**EXERCISE REQUIREMENTS**
Provide an exact transcription of all the records.
---------- EXERCISE DATA
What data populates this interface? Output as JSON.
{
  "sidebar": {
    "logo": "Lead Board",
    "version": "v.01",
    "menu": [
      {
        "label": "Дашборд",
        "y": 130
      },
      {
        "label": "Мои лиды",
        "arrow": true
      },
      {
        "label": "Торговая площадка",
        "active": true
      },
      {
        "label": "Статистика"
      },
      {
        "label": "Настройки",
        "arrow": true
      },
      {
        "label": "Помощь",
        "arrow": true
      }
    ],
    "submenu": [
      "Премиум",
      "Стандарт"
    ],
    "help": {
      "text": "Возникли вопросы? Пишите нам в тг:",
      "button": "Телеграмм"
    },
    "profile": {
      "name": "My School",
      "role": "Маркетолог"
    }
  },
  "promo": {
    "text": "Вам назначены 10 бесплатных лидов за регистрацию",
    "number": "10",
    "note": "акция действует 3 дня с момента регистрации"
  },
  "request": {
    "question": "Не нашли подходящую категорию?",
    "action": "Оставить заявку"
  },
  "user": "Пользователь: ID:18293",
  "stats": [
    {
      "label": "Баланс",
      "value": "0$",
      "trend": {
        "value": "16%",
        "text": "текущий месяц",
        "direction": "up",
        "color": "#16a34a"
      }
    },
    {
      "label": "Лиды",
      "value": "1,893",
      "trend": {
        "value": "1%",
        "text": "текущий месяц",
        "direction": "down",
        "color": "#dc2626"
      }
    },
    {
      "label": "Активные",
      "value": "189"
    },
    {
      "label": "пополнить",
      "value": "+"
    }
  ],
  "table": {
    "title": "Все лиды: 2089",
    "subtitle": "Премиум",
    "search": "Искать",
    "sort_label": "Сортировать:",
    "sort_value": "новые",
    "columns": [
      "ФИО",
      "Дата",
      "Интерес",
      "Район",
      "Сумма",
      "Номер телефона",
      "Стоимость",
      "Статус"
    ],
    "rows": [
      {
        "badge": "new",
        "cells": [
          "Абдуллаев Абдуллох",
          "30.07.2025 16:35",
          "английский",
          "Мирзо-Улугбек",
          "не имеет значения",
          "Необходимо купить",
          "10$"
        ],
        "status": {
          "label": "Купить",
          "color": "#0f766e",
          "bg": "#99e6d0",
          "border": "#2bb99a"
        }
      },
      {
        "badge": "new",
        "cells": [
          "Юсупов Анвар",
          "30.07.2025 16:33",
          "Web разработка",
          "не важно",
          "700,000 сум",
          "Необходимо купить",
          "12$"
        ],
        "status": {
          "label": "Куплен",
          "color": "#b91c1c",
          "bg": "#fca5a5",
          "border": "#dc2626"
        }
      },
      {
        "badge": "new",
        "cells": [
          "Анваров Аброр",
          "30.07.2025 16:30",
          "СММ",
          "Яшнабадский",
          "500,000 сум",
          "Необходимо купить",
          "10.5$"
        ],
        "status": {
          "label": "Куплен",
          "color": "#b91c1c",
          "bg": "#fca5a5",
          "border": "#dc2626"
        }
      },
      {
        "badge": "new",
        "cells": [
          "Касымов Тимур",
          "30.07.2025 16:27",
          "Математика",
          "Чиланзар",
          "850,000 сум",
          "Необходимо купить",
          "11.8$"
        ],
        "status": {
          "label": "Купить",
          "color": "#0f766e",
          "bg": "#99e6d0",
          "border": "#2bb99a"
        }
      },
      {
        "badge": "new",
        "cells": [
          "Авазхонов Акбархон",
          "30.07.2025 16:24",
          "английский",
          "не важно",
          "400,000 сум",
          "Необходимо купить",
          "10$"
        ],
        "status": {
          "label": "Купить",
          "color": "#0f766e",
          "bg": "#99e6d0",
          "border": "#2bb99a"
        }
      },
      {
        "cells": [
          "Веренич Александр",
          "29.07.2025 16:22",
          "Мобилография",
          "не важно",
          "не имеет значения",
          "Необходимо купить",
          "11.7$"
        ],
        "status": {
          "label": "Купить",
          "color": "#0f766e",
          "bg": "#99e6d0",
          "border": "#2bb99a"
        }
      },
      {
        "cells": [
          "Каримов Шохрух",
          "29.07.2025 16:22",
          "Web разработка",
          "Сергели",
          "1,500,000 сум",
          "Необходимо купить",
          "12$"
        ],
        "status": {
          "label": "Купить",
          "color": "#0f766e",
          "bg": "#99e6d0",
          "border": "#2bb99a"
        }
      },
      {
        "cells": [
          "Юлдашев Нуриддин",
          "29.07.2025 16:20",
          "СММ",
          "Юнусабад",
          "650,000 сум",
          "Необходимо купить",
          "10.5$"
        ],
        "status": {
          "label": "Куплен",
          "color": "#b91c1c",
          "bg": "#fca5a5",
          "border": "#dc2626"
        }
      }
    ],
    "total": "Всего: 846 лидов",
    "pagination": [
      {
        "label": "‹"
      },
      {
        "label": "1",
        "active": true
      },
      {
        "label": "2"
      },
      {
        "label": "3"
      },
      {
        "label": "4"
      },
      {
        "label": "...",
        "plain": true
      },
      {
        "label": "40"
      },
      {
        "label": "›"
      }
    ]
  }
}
--------------------
**EXERCISE SOLUTION**
What data populates this interface? Output as JSON.
{
  "sidebar": {
    "logo": "Lead Board",
    "version": "v.01",
    "menu": [
      {
        "label": "Дашборд",
        "y": 130
      },
      {
        "label": "Мои лиды",
        "arrow": true
      },
      {
        "label": "Торговая площадка",
        "active": true
      },
      {
        "label": "Статистика"
      },
      {
        "label": "Настройки",
        "arrow": true
      },
      {
        "label": "Помощь",
        "arrow": true
      }
    ],
    "submenu": [
      "Премиум",
      "Стандарт"
    ],
    "help": {
      "text": "Возникли вопросы? Пишите нам в тг:",
      "button": "Телеграмм"
    },
    "profile": {
      "name": "My School",
      "role": "Маркетолог"
    }
  },
  "promo": {
    "text": "Вам назначены 10 бесплатных лидов за регистрацию",
    "number": "10",
    "note": "акция действует 3 дня с момента регистрации"
  },
  "request": {
    "question": "Не нашли подходящую категорию?",
    "action": "Оставить заявку"
  },
  "user": "Пользователь: ID:18293",
  "stats": [
    {
      "label": "Баланс",
      "value": "0$",
      "trend": {
        "value": "16%",
        "text": "текущий месяц",
        "direction": "up",
        "color": "#16a34a"
      }
    },
    {
      "label": "Лиды",
      "value": "1,893",
      "trend": {
        "value": "1%",
        "text": "текущий месяц",
        "direction": "down",
        "color": "#dc2626"
      }
    },
    {
      "label": "Активные",
      "value": "189"
    },
    {
      "label": "пополнить",
      "value": "+"
    }
  ],
  "table": {
    "title": "Все лиды: 2089",
    "subtitle": "Премиум",
    "search": "Искать",
    "sort_label": "Сортировать:",
    "sort_value": "новые",
    "columns": [
      "ФИО",
      "Дата",
      "Интерес",
      "Район",
      "Сумма",
      "Номер телефона",
      "Стоимость",
      "Статус"
    ],
    "rows": [
      {
        "badge": "new",
        "cells": [
          "Абдуллаев Абдуллох",
          "30.07.2025 16:35",
          "английский",
          "Мирзо-Улугбек",
          "не имеет значения",
          "Необходимо купить",
          "10$"
        ],
        "status": {
          "label": "Купить",
          "color": "#0f766e",
          "bg": "#99e6d0",
          "border": "#2bb99a"
        }
      },
      {
        "badge": "new",
        "cells": [
          "Юсупов Анвар",
          "30.07.2025 16:33",
          "Web разработка",
          "не важно",
          "700,000 сум",
          "Необходимо купить",
          "12$"
        ],
        "status": {
          "label": "Куплен",
          "color": "#b91c1c",
          "bg": "#fca5a5",
          "border": "#dc2626"
        }
      },
      {
        "badge": "new",
        "cells": [
          "Анваров Аброр",
          "30.07.2025 16:30",
          "СММ",
          "Яшнабадский",
          "500,000 сум",
          "Необходимо купить",
          "10.5$"
        ],
        "status": {
          "label": "Куплен",
          "color": "#b91c1c",
          "bg": "#fca5a5",
          "border": "#dc2626"
        }
      },
      {
        "badge": "new",
        "cells": [
          "Касымов Тимур",
          "30.07.2025 16:27",
          "Математика",
          "Чиланзар",
          "850,000 сум",
          "Необходимо купить",
          "11.8$"
        ],
        "status": {
          "label": "Купить",
          "color": "#0f766e",
          "bg": "#99e6d0",
          "border": "#2bb99a"
        }
      },
      {
        "badge": "new",
        "cells": [
          "Авазхонов Акбархон",
          "30.07.2025 16:24",
          "английский",
          "не важно",
          "400,000 сум",
          "Необходимо купить",
          "10$"
        ],
        "status": {
          "label": "Купить",
          "color": "#0f766e",
          "bg": "#99e6d0",
          "border": "#2bb99a"
        }
      },
      {
        "cells": [
          "Веренич Александр",
          "29.07.2025 16:22",
          "Мобилография",
          "не важно",
          "не имеет значения",
          "Необходимо купить",
          "11.7$"
        ],
        "status": {
          "label": "Купить",
          "color": "#0f766e",
          "bg": "#99e6d0",
          "border": "#2bb99a"
        }
      },
      {
        "cells": [
          "Каримов Шохрух",
          "29.07.2025 16:22",
          "Web разработка",
          "Сергели",
          "1,500,000 сум",
          "Необходимо купить",
          "12$"
        ],
        "status": {
          "label": "Купить",
          "color": "#0f766e",
          "bg": "#99e6d0",
          "border": "#2bb99a"
        }
      },
      {
        "cells": [
          "Юлдашев Нуриддин",
          "29.07.2025 16:20",
          "СММ",
          "Юнусабад",
          "650,000 сум",
          "Необходимо купить",
          "10.5$"
        ],
        "status": {
          "label": "Куплен",
          "color": "#b91c1c",
          "bg": "#fca5a5",
          "border": "#dc2626"
        }
      }
    ],
    "total": "Всего: 846 лидов",
    "pagination": [
      {
        "label": "‹"
      },
      {
        "label": "1",
        "active": true
      },
      {
        "label": "2"
      },
      {
        "label": "3"
      },
      {
        "label": "4"
      },
      {
        "label": "...",
        "plain": true
      },
      {
        "label": "40"
      },
      {
        "label": "›"
      }
    ]
  }
}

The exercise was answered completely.